WHAT YOU ARE ASKED TO DO
Pull every line with the word "CBBC" out of the entries below.

Entries from a dataset
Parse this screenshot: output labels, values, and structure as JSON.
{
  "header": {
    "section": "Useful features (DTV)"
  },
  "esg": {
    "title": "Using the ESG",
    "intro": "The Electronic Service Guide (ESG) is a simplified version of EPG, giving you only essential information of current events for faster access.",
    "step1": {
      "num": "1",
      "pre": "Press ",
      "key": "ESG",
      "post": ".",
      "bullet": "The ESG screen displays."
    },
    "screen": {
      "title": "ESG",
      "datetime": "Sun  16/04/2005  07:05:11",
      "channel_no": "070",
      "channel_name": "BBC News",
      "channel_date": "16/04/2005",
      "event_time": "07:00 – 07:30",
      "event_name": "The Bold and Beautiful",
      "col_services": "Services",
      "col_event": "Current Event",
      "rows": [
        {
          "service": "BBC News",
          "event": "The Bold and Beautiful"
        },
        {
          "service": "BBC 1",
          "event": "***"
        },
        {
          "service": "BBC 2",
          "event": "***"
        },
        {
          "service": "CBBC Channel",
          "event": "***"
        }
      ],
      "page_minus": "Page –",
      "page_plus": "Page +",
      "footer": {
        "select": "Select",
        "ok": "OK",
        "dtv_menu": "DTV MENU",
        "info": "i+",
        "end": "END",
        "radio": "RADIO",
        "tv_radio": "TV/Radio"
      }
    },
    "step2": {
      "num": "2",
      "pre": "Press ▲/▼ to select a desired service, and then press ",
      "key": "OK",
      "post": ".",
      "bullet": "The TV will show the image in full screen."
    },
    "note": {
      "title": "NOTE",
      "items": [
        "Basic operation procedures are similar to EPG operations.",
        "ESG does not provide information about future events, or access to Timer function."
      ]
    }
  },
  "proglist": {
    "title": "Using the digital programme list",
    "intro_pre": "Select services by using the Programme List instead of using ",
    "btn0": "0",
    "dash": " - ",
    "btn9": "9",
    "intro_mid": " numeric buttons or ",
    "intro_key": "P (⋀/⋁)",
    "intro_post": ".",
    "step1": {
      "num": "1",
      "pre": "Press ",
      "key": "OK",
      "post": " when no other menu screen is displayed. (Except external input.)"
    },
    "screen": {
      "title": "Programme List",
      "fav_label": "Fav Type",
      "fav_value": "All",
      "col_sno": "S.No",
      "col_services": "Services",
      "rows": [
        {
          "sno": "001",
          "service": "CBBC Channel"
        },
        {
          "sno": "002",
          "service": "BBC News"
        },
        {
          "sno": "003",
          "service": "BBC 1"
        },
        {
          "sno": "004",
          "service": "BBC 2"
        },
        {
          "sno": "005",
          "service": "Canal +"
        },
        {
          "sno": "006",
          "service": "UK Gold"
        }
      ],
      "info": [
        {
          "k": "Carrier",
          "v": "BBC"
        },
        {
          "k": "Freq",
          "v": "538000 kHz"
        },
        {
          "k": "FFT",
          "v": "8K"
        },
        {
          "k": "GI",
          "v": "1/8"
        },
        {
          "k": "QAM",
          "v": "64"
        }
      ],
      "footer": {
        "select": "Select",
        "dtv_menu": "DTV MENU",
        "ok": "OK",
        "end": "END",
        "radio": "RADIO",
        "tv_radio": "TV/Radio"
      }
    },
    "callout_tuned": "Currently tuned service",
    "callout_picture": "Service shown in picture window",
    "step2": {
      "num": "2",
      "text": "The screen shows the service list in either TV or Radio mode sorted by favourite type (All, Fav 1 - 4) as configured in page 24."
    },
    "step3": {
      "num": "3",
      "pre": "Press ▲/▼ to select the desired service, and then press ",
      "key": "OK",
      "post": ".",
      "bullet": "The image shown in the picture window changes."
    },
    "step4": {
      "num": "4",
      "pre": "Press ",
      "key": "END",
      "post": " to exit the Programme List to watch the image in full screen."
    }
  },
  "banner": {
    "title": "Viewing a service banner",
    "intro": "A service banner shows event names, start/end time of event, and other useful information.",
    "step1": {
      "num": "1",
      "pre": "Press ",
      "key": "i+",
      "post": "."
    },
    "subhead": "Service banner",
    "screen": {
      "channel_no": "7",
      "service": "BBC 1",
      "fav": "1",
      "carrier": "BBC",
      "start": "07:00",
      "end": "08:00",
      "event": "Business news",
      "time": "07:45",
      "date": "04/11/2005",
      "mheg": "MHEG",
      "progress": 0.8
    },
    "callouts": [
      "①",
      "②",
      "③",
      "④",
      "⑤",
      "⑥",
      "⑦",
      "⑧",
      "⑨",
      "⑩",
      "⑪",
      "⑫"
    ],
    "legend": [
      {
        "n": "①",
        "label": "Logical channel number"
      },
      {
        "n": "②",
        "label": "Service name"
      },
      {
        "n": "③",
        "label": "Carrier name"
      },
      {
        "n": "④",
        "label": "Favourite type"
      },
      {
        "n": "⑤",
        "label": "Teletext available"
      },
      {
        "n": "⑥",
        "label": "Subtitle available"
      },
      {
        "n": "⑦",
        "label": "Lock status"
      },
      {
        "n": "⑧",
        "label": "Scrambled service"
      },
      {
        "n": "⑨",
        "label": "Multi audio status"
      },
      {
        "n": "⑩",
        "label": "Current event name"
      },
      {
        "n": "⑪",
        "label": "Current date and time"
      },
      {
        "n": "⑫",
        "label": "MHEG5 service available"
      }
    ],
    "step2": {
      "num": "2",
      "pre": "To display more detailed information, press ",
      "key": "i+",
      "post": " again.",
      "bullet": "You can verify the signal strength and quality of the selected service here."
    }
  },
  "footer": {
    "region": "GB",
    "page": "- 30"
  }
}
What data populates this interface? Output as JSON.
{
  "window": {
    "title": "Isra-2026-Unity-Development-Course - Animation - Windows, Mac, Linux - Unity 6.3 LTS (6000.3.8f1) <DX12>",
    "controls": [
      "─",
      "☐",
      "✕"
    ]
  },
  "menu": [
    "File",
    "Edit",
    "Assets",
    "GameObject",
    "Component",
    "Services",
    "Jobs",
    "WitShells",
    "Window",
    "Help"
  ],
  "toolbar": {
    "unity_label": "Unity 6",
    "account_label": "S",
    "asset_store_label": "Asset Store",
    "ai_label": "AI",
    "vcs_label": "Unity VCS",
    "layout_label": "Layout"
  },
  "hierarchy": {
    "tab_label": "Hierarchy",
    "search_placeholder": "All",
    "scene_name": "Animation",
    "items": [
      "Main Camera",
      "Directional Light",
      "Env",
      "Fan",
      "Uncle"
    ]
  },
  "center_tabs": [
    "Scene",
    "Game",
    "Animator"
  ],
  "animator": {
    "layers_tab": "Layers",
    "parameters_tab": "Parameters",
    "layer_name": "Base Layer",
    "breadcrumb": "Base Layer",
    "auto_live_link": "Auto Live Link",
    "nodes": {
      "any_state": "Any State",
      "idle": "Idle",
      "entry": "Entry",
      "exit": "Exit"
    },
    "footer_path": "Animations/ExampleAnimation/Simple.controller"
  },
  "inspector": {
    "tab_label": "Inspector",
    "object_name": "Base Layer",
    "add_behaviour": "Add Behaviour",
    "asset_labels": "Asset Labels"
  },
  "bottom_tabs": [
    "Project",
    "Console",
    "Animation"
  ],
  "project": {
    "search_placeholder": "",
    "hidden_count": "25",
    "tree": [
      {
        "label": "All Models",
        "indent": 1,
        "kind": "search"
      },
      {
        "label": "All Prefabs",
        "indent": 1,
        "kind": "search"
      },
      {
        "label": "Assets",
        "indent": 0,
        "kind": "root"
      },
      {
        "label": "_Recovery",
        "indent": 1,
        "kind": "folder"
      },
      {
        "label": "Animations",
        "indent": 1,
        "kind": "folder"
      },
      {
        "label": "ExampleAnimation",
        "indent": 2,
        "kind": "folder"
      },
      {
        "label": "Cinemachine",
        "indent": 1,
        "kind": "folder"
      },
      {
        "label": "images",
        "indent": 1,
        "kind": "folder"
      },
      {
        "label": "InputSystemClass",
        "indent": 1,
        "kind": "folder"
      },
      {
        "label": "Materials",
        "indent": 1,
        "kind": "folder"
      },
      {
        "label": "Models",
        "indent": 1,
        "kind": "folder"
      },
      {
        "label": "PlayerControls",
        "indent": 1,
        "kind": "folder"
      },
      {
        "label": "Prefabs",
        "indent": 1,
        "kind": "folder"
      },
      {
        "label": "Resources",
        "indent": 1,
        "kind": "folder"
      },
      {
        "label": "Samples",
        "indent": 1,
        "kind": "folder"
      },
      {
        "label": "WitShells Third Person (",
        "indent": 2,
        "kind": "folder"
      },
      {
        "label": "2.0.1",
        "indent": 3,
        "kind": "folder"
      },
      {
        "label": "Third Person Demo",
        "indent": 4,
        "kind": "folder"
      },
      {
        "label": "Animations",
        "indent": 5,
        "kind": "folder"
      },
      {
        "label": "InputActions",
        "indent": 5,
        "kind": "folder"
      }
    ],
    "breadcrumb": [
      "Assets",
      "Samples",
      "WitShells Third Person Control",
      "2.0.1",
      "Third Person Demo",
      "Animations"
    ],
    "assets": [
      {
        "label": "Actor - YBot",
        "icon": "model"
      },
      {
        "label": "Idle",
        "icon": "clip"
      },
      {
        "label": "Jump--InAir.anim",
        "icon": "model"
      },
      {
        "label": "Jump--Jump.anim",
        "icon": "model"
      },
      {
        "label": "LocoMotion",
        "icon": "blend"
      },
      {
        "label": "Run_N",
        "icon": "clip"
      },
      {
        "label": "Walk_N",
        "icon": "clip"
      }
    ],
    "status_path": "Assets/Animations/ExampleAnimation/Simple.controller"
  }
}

FULL SOLUTION
          "service": "CBBC Channel",
          "service": "CBBC Channel"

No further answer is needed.